-- SET TASK --
Every line of the data that contains the string "icon" must be copied.

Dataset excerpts
====

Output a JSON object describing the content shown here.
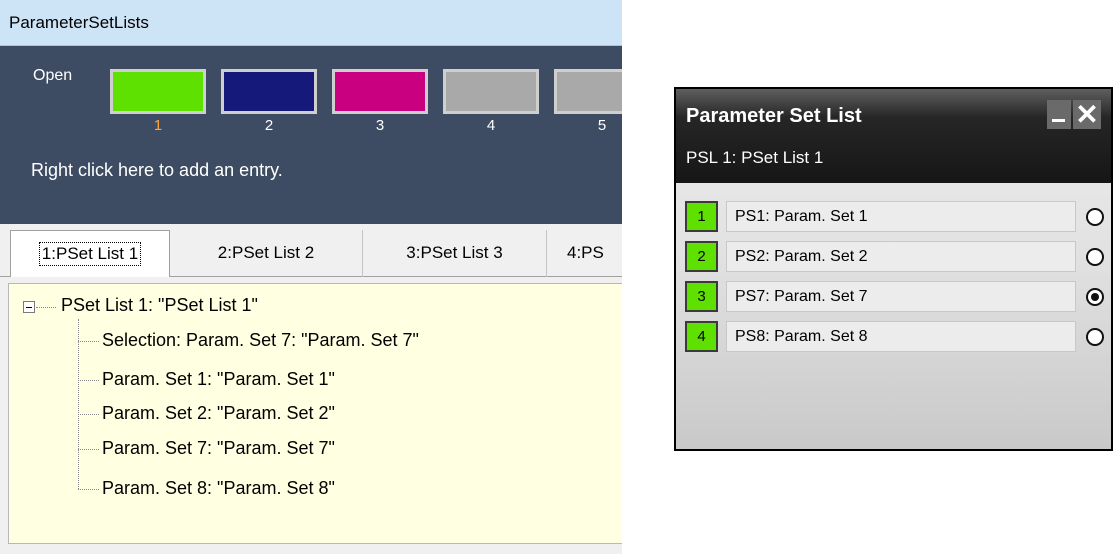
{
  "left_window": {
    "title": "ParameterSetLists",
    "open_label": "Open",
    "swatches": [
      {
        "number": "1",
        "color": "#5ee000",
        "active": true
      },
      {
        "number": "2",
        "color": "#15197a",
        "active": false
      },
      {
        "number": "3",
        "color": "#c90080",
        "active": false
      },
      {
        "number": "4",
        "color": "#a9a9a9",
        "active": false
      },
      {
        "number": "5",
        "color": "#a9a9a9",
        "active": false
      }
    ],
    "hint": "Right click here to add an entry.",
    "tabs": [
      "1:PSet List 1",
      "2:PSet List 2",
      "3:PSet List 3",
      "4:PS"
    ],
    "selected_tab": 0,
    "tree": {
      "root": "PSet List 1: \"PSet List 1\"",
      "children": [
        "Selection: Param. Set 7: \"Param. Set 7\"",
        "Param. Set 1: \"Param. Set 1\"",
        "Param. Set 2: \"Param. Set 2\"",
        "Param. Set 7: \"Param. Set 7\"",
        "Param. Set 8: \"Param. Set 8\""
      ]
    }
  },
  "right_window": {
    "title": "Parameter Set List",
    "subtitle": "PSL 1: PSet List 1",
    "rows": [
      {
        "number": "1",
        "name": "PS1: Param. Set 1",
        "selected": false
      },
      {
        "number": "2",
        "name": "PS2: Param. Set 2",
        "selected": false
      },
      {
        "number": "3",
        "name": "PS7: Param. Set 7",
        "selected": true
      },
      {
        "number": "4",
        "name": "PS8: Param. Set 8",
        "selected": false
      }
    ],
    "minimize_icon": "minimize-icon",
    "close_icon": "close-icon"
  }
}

====

-- EXERCISE ANSWER --
    "minimize_icon": "minimize-icon",
    "close_icon": "close-icon"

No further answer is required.